▶ **AIM**: Pick out each line containing the string "this" and copy it.

Stored items from a collection
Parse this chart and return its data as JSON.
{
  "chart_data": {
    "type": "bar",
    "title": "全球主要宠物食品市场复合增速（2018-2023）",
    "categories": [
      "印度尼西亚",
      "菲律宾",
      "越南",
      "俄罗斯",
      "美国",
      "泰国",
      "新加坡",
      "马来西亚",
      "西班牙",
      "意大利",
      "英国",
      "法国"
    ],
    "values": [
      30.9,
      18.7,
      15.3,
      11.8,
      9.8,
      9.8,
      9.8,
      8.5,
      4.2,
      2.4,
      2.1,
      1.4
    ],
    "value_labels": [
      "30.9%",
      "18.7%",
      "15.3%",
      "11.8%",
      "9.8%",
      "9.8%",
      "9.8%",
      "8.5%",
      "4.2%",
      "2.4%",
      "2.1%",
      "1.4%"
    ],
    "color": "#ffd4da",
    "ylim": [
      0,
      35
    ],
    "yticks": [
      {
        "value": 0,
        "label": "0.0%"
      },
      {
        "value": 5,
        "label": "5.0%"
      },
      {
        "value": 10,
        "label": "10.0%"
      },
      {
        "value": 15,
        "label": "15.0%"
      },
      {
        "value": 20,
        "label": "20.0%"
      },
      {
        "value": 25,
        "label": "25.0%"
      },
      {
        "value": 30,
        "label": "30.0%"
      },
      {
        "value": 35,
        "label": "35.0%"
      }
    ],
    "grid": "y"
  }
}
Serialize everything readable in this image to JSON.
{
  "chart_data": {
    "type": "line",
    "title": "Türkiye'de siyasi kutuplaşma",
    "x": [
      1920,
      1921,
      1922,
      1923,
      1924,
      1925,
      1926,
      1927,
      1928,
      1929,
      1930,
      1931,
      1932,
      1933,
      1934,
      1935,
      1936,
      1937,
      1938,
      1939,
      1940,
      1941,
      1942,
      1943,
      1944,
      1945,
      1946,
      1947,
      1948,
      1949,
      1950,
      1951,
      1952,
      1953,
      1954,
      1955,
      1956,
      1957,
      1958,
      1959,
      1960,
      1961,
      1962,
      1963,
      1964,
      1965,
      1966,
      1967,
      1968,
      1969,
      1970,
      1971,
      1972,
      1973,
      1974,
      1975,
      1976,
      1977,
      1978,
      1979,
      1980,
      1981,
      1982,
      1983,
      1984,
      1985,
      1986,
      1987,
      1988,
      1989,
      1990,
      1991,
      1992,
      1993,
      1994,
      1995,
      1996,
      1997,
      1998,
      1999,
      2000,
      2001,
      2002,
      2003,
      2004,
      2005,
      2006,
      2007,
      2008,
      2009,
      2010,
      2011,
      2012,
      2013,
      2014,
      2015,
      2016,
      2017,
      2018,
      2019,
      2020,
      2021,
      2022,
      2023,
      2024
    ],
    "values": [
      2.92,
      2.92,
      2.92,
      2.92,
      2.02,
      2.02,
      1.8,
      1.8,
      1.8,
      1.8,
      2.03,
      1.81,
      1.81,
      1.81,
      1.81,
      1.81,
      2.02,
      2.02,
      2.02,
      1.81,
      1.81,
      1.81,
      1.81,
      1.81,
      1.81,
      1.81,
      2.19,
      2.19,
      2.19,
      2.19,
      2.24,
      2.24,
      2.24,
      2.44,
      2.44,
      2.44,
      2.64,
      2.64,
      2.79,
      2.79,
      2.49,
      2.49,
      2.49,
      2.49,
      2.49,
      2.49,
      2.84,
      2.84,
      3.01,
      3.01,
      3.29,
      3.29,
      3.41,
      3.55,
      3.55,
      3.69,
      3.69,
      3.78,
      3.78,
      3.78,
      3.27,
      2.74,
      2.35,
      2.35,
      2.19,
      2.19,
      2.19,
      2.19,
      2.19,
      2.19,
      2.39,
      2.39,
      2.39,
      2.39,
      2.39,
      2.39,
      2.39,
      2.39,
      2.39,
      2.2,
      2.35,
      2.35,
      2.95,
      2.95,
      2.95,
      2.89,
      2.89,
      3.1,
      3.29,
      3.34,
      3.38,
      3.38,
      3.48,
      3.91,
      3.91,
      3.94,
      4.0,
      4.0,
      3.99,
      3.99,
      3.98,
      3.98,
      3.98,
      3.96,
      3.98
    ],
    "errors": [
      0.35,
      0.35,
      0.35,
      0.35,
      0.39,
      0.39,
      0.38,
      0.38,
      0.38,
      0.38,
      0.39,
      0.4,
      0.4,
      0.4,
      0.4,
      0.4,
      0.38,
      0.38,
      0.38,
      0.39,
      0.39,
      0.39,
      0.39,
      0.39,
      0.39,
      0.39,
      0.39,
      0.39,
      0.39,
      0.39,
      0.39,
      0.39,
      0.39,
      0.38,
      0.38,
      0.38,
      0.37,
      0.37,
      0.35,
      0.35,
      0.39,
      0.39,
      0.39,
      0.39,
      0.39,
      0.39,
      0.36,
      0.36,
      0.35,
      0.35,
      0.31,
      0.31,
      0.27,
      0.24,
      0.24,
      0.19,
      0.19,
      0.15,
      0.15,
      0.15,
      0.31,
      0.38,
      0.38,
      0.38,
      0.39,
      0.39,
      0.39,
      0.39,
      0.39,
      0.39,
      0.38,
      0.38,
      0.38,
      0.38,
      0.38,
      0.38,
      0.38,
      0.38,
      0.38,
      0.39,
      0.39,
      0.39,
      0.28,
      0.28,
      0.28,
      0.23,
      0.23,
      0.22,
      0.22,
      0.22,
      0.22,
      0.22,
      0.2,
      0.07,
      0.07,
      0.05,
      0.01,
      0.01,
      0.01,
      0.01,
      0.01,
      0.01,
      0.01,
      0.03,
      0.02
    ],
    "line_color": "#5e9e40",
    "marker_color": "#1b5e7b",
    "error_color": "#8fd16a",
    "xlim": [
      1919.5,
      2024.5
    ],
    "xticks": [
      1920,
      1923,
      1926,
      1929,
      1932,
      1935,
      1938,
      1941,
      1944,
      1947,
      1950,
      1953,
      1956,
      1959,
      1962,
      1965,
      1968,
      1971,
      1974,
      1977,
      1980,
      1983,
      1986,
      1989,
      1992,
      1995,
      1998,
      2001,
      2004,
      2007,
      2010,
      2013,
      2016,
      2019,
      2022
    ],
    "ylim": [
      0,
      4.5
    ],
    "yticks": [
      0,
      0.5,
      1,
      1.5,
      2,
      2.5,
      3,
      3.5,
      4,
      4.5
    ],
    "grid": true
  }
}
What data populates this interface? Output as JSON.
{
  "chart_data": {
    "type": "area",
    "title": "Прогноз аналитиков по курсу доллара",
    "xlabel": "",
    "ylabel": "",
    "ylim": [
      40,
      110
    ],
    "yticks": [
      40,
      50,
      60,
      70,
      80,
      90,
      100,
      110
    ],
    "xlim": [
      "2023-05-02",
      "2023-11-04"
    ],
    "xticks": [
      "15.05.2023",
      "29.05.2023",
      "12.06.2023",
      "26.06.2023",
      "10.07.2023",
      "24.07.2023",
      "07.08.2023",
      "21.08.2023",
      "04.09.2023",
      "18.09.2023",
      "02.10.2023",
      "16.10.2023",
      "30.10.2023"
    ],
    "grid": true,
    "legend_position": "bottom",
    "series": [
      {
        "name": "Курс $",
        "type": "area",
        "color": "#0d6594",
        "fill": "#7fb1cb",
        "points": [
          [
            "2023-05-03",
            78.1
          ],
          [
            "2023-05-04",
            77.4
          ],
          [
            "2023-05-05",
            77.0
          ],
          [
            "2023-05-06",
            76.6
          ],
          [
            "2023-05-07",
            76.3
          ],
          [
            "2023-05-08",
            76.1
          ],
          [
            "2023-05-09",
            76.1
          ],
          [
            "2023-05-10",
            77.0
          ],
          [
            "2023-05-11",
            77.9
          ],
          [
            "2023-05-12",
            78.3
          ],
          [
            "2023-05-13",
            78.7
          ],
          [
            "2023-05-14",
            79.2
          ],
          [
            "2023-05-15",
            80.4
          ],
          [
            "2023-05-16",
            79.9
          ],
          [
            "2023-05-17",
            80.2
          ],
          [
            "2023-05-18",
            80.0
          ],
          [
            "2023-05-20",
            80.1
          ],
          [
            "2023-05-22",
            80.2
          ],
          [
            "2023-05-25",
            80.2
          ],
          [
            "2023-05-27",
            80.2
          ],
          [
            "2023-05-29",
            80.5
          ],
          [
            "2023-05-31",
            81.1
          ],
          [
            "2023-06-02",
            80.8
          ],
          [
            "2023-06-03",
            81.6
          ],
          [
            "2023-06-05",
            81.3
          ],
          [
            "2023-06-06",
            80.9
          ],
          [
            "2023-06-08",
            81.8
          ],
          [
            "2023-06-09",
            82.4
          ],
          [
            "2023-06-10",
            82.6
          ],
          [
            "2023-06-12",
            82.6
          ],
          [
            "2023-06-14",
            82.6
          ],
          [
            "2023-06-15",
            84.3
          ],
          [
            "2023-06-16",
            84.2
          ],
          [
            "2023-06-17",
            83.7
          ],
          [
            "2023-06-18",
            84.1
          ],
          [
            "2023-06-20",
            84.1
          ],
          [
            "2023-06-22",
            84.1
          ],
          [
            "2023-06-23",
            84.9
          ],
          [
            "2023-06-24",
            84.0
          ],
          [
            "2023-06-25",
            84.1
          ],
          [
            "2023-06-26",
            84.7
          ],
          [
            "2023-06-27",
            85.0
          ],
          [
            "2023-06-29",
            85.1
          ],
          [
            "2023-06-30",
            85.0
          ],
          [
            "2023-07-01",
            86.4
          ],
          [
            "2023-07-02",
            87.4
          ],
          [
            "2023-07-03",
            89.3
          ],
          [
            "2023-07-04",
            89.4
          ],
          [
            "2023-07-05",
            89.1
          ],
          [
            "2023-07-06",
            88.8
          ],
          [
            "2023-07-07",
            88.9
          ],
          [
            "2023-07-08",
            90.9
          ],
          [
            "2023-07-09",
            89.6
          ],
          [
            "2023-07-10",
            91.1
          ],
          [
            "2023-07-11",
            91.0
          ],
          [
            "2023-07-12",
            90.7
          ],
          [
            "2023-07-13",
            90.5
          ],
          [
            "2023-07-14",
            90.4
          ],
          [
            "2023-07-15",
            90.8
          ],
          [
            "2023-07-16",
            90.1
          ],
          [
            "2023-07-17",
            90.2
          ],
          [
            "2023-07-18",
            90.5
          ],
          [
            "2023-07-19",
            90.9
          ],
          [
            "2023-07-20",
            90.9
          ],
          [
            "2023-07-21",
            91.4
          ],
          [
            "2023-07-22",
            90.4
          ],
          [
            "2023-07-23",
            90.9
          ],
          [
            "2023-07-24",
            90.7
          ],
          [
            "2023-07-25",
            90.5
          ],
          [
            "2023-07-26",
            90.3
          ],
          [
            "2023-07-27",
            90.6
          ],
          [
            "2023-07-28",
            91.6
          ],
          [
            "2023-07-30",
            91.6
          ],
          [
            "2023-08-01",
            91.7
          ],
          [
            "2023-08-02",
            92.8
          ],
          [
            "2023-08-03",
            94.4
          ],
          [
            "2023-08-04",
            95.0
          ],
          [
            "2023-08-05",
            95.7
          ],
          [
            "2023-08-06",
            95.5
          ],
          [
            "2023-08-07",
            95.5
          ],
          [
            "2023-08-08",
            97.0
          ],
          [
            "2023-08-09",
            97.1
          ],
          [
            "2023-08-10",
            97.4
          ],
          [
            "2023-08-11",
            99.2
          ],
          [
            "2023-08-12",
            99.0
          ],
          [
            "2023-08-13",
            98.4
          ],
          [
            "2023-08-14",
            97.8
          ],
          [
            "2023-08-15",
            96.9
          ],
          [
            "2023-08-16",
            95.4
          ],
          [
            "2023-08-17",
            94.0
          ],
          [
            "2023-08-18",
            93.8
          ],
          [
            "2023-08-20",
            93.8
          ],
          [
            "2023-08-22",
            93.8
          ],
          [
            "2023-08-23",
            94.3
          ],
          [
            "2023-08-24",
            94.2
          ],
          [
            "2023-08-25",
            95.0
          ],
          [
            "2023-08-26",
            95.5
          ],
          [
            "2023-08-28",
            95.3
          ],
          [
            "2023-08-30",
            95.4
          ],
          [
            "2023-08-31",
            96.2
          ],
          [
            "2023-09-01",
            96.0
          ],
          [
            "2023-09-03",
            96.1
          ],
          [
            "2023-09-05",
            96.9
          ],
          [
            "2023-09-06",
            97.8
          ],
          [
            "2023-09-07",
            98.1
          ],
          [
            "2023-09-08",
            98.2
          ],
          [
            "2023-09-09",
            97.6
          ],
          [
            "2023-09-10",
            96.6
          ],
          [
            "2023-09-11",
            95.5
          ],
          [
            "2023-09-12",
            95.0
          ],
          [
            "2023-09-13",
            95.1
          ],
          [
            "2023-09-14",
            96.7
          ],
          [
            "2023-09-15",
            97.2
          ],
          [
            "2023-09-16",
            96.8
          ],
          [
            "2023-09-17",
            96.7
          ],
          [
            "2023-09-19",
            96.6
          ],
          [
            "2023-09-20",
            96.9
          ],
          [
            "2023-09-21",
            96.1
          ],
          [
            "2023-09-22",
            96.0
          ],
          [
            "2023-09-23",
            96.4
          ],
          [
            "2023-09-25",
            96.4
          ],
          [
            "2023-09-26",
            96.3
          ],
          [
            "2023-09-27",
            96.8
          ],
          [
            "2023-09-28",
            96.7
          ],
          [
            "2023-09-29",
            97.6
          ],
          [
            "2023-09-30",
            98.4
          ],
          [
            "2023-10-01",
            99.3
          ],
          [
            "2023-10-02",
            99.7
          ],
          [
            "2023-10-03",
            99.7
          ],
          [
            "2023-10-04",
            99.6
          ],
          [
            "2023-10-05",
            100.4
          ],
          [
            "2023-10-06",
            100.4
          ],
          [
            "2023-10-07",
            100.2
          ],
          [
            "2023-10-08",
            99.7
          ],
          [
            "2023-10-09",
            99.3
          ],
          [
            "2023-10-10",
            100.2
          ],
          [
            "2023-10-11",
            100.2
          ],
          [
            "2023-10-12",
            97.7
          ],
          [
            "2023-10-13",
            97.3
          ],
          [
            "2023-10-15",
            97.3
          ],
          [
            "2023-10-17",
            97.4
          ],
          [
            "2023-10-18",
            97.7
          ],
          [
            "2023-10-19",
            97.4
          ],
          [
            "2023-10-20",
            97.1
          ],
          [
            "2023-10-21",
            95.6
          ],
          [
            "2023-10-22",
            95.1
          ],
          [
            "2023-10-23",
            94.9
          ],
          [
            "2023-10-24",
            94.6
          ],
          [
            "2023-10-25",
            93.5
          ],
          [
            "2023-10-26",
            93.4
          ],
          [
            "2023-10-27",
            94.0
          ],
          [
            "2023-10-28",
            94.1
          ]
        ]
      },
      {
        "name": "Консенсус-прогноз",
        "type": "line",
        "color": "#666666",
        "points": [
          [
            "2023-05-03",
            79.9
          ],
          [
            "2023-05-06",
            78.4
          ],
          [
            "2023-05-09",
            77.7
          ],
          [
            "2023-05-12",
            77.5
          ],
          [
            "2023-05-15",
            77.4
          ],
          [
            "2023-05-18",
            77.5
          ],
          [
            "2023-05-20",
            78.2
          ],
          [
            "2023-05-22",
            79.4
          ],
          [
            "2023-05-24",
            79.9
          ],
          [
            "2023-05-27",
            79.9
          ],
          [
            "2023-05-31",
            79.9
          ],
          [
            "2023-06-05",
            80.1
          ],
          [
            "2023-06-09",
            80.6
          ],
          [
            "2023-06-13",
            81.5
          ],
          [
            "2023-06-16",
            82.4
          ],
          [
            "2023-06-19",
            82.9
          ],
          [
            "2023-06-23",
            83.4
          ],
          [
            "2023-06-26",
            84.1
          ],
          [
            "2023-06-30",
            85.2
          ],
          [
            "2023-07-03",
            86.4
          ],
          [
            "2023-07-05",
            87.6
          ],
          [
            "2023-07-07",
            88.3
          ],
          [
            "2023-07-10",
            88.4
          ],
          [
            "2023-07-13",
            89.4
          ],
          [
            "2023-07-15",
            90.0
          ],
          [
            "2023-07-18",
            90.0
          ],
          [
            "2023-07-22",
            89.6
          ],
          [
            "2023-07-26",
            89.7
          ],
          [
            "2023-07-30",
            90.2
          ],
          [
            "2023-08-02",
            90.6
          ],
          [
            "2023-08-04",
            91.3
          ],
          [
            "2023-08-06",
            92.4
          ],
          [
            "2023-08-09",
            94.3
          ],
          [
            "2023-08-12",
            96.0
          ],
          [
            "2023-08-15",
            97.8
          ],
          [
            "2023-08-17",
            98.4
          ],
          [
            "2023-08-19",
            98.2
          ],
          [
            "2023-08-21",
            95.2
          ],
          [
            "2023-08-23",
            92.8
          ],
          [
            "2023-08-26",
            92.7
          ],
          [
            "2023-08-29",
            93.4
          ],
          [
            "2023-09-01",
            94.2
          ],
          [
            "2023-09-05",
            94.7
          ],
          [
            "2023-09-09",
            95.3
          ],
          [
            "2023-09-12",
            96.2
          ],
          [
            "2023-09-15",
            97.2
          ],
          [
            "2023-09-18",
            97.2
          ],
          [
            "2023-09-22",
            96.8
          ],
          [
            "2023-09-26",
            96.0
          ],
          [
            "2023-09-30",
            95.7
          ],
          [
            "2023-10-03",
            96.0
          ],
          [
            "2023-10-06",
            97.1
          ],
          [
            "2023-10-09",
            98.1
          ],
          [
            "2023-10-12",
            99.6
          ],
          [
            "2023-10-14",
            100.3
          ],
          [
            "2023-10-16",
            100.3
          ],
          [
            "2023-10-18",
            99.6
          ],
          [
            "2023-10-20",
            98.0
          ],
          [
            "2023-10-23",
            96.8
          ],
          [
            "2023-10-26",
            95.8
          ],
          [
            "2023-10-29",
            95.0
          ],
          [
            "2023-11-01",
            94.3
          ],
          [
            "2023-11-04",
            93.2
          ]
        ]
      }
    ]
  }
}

▶ **FULL RESPONSE**:
Parse this chart and return its data as JSON.
Serialize everything readable in this image to JSON.
What data populates this interface? Output as JSON.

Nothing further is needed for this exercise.